> **ページ本文**:
------------------------------------------------
大鹿村の選挙、新規参入阻む個別訪問禁止の怪

「選挙中に個別訪問がされていましたよ」

 筆者は2016年の秋から長野県大鹿村に住む。引っ越してきた年の冬、村が工事現場になるリニア中央新幹線の是非が争点になったこともあり、村長選挙が行なわれた。当時東京から越してきたばかりの筆者は、そのとき気づいたことを翌年の行政懇談会で手を挙げて発言した。その選挙で当選した村長と、当時選挙管理委員会の担当の元総務課長が並んで座っていた。

「ぼくは有権者が直接政策を知って深められる個別訪問はいいことだと思うんです。だけど公職選挙法では禁止されている。ルールを守った側が不利になるような状況はフェアじゃない。状況を打開するため、村が公職選挙法を改正する意見書を国に出したらどうでしょう」

 村の集会所でぼくがした提案に、ひな壇の村の三役は、ばつが悪い表情でしどろもどろになっていた。

 各地で地方議会議員のなり手不足が深刻な問題になっている。今回の統一地方選でも、長野県内の自治体では選挙にならなかった自治体が散見できた。そんな中、ここ大鹿村は1000人の自治体ながら、議員選挙は毎回成立している。今回も8人の定員に対して9人が立候補して5日間の選挙戦をたたかった。

 さぞや賑やかになるのかと思いきや、選挙期間中、村内で一度も街頭演説を見ていない。2週間前の長野県議会選挙のときには村内を走っていた選挙カーも、村議会選では1台も見なかった。選挙掲示板には候補者のポスターが貼られているが、名前だけを大書した「質素」なものもある。にもかかわらず、先日の県議会議員選挙の投票率は79%で、同じ選挙区の他の自治体の中で一番高い。いったいどうやって選挙をしているのか謎だ。

 村の選挙管理委員会は、投票日には数時間おきに、自治会ごとに置かれた投票所の投票数と投票率を発表して投票を促すし、選挙ごとに候補者による合同の立会演説会が公民館で開かれている。行政や候補者が以前から選挙への関心を高めようとしてきたこういった努力が、選挙への関心を高めているのはあるだろう。

合同立会演説会

一方で、候補者や各陣営のスタッフが個別訪問を行なっている場面が、村内の道路を車で走らせていると否応なく目に入ってくる。

「法律では禁止されているけど、村では個別訪問は普通に行われてきた」

 村で生まれ育った男性(60代)は、先の村長選挙で個別訪問に気づいたぼくが尋ねると、そう説明した。ずっと慣例化してきたため、誰も選挙違反について指摘しないというのが実情らしい。先の男性も、今回の選挙期間中、個別訪問にやってきた数人の候補者の名前を挙げた。
------------------------------------------------
> **提供された資料**:

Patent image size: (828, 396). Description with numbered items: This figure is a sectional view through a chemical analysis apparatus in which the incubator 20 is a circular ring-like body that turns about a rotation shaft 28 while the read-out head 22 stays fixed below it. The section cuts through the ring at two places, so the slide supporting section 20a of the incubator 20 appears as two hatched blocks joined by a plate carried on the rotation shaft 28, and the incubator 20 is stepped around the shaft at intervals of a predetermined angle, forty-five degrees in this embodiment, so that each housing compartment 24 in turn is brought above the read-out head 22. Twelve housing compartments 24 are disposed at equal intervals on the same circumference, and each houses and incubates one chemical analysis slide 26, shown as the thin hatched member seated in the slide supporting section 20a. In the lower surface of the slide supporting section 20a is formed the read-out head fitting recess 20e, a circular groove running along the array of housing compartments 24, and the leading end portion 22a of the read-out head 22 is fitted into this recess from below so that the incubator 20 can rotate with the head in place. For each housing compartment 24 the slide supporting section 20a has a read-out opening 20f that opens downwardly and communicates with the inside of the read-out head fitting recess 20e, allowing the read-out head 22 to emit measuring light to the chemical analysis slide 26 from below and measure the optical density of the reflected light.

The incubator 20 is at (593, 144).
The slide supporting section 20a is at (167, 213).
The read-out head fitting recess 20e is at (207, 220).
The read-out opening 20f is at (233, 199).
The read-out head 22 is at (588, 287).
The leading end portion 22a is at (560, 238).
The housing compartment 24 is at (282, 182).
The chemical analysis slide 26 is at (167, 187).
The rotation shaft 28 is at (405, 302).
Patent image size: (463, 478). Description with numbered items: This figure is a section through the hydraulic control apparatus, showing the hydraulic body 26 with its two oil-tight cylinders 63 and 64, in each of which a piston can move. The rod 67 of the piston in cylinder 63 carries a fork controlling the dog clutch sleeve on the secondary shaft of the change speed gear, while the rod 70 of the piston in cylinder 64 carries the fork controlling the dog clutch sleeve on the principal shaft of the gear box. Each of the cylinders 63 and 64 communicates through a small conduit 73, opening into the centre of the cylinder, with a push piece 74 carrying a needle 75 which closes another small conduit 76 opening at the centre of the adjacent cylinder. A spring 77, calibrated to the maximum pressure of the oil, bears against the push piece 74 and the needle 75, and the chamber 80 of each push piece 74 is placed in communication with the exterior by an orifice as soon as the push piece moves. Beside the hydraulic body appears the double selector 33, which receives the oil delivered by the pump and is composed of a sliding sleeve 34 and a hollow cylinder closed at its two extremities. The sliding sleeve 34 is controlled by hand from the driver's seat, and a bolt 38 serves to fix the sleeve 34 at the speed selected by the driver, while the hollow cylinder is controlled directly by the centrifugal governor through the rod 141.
------------------------------------------------
> **課題一覧**:
1: 大鹿村の選挙の記事の「大鹿村の選挙、新規参入阻む個別訪問禁止の怪」から「5日間の選挙戦をたたかった。」までを、両方を含めてそのままもう一度書いてください。
2: 次の(a)〜(c)が大鹿村の選挙の記事と合っているかを、それぞれ「はい」か「いいえ」で答えてください。答えごとに、決め手になった記事の言葉をそのまま引用してください。
(a) 今回の村議会選挙では、8人の定員に9人が立候補した。
(b) 筆者は村議会選の期間中、村内で選挙カーを何台も見た。
(c) 先日の県議会議員選挙で、大鹿村の投票率は同じ選挙区の自治体の中で一番低かった。

> **課題ごとの答え**:
1:
大鹿村の選挙、新規参入阻む個別訪問禁止の怪

「選挙中に個別訪問がされていましたよ」

 筆者は2016年の秋から長野県大鹿村に住む。引っ越してきた年の冬、村が工事現場になるリニア中央新幹線の是非が争点になったこともあり、村長選挙が行なわれた。当時東京から越してきたばかりの筆者は、そのとき気づいたことを翌年の行政懇談会で手を挙げて発言した。その選挙で当選した村長と、当時選挙管理委員会の担当の元総務課長が並んで座っていた。

「ぼくは有権者が直接政策を知って深められる個別訪問はいいことだと思うんです。だけど公職選挙法では禁止されている。ルールを守った側が不利になるような状況はフェアじゃない。状況を打開するため、村が公職選挙法を改正する意見書を国に出したらどうでしょう」

 村の集会所でぼくがした提案に、ひな壇の村の三役は、ばつが悪い表情でしどろもどろになっていた。

 各地で地方議会議員のなり手不足が深刻な問題になっている。今回の統一地方選でも、長野県内の自治体では選挙にならなかった自治体が散見できた。そんな中、ここ大鹿村は1000人の自治体ながら、議員選挙は毎回成立している。今回も8人の定員に対して9人が立候補して5日間の選挙戦をたたかった。

2:
(a) はい:「今回も8人の定員に対して9人が立候補して5日間の選挙戦をたたかった。」
(b) いいえ:「村議会選では1台も見なかった。」
(c) いいえ:「先日の県議会議員選挙の投票率は79%で、同じ選挙区の他の自治体の中で一番高い。」